Required work
Present every line of the material below as a Markdown table with the columns "Row" and "Line", skipping any blank lines.

---------- Stored rows

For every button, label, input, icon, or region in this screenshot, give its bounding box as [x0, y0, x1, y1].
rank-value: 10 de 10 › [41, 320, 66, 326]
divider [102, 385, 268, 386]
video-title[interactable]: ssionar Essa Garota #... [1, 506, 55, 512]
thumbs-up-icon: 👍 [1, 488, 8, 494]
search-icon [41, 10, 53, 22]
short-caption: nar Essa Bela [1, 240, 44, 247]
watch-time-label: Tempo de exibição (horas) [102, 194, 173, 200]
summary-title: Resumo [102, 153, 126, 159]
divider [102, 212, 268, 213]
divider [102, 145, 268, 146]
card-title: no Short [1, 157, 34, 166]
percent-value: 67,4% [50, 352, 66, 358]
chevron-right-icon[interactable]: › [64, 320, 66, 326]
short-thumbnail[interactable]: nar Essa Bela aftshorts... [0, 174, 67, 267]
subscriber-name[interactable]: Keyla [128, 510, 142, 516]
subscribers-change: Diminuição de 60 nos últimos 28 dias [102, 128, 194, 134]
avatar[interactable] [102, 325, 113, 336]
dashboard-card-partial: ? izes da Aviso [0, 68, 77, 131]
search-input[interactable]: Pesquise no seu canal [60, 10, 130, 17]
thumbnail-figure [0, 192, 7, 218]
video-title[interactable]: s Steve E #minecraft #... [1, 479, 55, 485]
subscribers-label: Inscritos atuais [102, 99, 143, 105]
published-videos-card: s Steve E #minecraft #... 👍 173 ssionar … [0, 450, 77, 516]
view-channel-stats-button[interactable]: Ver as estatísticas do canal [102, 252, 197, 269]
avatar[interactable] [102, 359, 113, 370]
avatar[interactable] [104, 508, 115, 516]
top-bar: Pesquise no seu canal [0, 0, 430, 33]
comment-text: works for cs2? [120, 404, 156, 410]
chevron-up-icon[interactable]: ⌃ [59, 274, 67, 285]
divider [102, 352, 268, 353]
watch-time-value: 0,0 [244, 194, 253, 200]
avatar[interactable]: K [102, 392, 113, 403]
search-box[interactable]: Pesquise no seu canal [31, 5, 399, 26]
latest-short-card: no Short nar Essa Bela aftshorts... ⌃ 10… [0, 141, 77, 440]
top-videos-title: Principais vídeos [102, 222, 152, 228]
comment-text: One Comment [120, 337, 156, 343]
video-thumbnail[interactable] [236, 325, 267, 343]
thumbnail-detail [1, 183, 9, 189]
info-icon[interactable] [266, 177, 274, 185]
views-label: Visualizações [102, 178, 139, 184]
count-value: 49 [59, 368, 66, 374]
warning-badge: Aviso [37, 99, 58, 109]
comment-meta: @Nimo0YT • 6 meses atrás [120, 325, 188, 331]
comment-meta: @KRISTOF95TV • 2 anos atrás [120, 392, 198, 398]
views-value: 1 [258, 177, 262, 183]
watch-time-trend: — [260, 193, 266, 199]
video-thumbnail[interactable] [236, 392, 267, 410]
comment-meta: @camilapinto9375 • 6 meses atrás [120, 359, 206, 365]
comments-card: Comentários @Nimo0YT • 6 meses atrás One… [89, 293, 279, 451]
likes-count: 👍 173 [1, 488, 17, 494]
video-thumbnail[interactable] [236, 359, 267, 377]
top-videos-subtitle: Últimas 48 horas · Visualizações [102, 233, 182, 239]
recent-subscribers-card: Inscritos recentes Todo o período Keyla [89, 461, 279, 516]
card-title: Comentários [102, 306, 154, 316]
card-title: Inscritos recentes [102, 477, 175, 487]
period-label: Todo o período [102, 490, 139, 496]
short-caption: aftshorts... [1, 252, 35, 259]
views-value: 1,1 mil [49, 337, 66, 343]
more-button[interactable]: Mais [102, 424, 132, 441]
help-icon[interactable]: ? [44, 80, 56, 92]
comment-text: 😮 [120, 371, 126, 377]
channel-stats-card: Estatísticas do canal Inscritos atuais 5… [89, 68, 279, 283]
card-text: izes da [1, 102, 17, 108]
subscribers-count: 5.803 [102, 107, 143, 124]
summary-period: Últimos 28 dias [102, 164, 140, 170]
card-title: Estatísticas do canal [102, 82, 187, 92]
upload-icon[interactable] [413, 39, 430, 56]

--------------------

Task result
| Row | Line |
|---|---|
| 1 | For every button, label, input, icon, or region in this screenshot, give its bounding box as [x0, y0, x1, y1]. |
| 2 | rank-value: 10 de 10 › [41, 320, 66, 326] |
| 3 | divider [102, 385, 268, 386] |
| 4 | video-title[interactable]: ssionar Essa Garota #... [1, 506, 55, 512] |
| 5 | thumbs-up-icon: 👍 [1, 488, 8, 494] |
| 6 | search-icon [41, 10, 53, 22] |
| 7 | short-caption: nar Essa Bela [1, 240, 44, 247] |
| 8 | watch-time-label: Tempo de exibição (horas) [102, 194, 173, 200] |
| 9 | summary-title: Resumo [102, 153, 126, 159] |
| 10 | divider [102, 212, 268, 213] |
| 11 | divider [102, 145, 268, 146] |
| 12 | card-title: no Short [1, 157, 34, 166] |
| 13 | percent-value: 67,4% [50, 352, 66, 358] |
| 14 | chevron-right-icon[interactable]: › [64, 320, 66, 326] |
| 15 | short-thumbnail[interactable]: nar Essa Bela aftshorts... [0, 174, 67, 267] |
| 16 | subscriber-name[interactable]: Keyla [128, 510, 142, 516] |
| 17 | subscribers-change: Diminuição de 60 nos últimos 28 dias [102, 128, 194, 134] |
| 18 | avatar[interactable] [102, 325, 113, 336] |
| 19 | dashboard-card-partial: ? izes da Aviso [0, 68, 77, 131] |
| 20 | search-input[interactable]: Pesquise no seu canal [60, 10, 130, 17] |
| 21 | thumbnail-figure [0, 192, 7, 218] |
| 22 | video-title[interactable]: s Steve E #minecraft #... [1, 479, 55, 485] |
| 23 | subscribers-label: Inscritos atuais [102, 99, 143, 105] |
| 24 | published-videos-card: s Steve E #minecraft #... 👍 173 ssionar … [0, 450, 77, 516] |
| 25 | view-channel-stats-button[interactable]: Ver as estatísticas do canal [102, 252, 197, 269] |
| 26 | avatar[interactable] [102, 359, 113, 370] |
| 27 | avatar[interactable] [104, 508, 115, 516] |
| 28 | top-bar: Pesquise no seu canal [0, 0, 430, 33] |
| 29 | comment-text: works for cs2? [120, 404, 156, 410] |
| 30 | chevron-up-icon[interactable]: ⌃ [59, 274, 67, 285] |
| 31 | divider [102, 352, 268, 353] |
| 32 | watch-time-value: 0,0 [244, 194, 253, 200] |
| 33 | avatar[interactable]: K [102, 392, 113, 403] |
| 34 | search-box[interactable]: Pesquise no seu canal [31, 5, 399, 26] |
| 35 | latest-short-card: no Short nar Essa Bela aftshorts... ⌃ 10… [0, 141, 77, 440] |
| 36 | top-videos-title: Principais vídeos [102, 222, 152, 228] |
| 37 | comment-text: One Comment [120, 337, 156, 343] |
| 38 | video-thumbnail[interactable] [236, 325, 267, 343] |
| 39 | thumbnail-detail [1, 183, 9, 189] |
| 40 | info-icon[interactable] [266, 177, 274, 185] |
| 41 | views-label: Visualizações [102, 178, 139, 184] |
| 42 | count-value: 49 [59, 368, 66, 374] |
| 43 | warning-badge: Aviso [37, 99, 58, 109] |
| 44 | comment-meta: @Nimo0YT • 6 meses atrás [120, 325, 188, 331] |
| 45 | comment-meta: @KRISTOF95TV • 2 anos atrás [120, 392, 198, 398] |
| 46 | views-value: 1 [258, 177, 262, 183] |
| 47 | watch-time-trend: — [260, 193, 266, 199] |
| 48 | video-thumbnail[interactable] [236, 392, 267, 410] |
| 49 | comment-meta: @camilapinto9375 • 6 meses atrás [120, 359, 206, 365] |
| 50 | comments-card: Comentários @Nimo0YT • 6 meses atrás One… [89, 293, 279, 451] |
| 51 | likes-count: 👍 173 [1, 488, 17, 494] |
| 52 | video-thumbnail[interactable] [236, 359, 267, 377] |
| 53 | top-videos-subtitle: Últimas 48 horas · Visualizações [102, 233, 182, 239] |
| 54 | recent-subscribers-card: Inscritos recentes Todo o período Keyla [89, 461, 279, 516] |
| 55 | card-title: Comentários [102, 306, 154, 316] |
| 56 | card-title: Inscritos recentes [102, 477, 175, 487] |
| 57 | period-label: Todo o período [102, 490, 139, 496] |
| 58 | short-caption: aftshorts... [1, 252, 35, 259] |
| 59 | views-value: 1,1 mil [49, 337, 66, 343] |
| 60 | more-button[interactable]: Mais [102, 424, 132, 441] |
| 61 | help-icon[interactable]: ? [44, 80, 56, 92] |
| 62 | comment-text: 😮 [120, 371, 126, 377] |
| 63 | channel-stats-card: Estatísticas do canal Inscritos atuais 5… [89, 68, 279, 283] |
| 64 | card-text: izes da [1, 102, 17, 108] |
| 65 | subscribers-count: 5.803 [102, 107, 143, 124] |
| 66 | summary-period: Últimos 28 dias [102, 164, 140, 170] |
| 67 | card-title: Estatísticas do canal [102, 82, 187, 92] |
| 68 | upload-icon[interactable] [413, 39, 430, 56] |